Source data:
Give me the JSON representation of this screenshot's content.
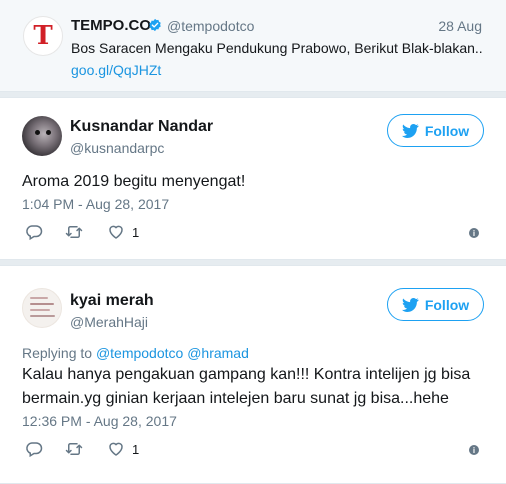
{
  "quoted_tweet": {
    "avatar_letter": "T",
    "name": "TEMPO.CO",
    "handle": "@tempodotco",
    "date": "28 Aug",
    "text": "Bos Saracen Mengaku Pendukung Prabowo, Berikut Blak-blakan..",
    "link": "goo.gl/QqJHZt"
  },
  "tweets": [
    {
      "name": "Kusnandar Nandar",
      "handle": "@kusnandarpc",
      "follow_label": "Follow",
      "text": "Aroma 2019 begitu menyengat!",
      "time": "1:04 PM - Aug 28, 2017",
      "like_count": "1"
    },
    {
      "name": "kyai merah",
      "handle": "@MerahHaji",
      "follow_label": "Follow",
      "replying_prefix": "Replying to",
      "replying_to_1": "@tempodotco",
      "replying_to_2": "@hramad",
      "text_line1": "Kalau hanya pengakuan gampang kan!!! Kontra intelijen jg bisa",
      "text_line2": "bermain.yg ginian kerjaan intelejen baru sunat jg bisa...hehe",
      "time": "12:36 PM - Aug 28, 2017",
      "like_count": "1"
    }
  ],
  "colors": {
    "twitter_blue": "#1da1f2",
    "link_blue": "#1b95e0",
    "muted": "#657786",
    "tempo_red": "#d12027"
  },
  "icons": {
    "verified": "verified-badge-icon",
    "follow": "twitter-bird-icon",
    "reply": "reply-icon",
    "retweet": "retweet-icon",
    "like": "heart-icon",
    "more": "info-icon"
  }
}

Stated problem: Pictures are not part of the copy; reproduce everything else in the records exactly.

Complete output:
Give me the JSON representation of this screenshot's content.
{
  "quoted_tweet": {
    "avatar_letter": "T",
    "name": "TEMPO.CO",
    "handle": "@tempodotco",
    "date": "28 Aug",
    "text": "Bos Saracen Mengaku Pendukung Prabowo, Berikut Blak-blakan..",
    "link": "goo.gl/QqJHZt"
  },
  "tweets": [
    {
      "name": "Kusnandar Nandar",
      "handle": "@kusnandarpc",
      "follow_label": "Follow",
      "text": "Aroma 2019 begitu menyengat!",
      "time": "1:04 PM - Aug 28, 2017",
      "like_count": "1"
    },
    {
      "name": "kyai merah",
      "handle": "@MerahHaji",
      "follow_label": "Follow",
      "replying_prefix": "Replying to",
      "replying_to_1": "@tempodotco",
      "replying_to_2": "@hramad",
      "text_line1": "Kalau hanya pengakuan gampang kan!!! Kontra intelijen jg bisa",
      "text_line2": "bermain.yg ginian kerjaan intelejen baru sunat jg bisa...hehe",
      "time": "12:36 PM - Aug 28, 2017",
      "like_count": "1"
    }
  ],
  "colors": {
    "twitter_blue": "#1da1f2",
    "link_blue": "#1b95e0",
    "muted": "#657786",
    "tempo_red": "#d12027"
  },
  "icons": {
    "verified": "verified-badge-icon",
    "follow": "twitter-bird-icon",
    "reply": "reply-icon",
    "retweet": "retweet-icon",
    "like": "heart-icon",
    "more": "info-icon"
  }
}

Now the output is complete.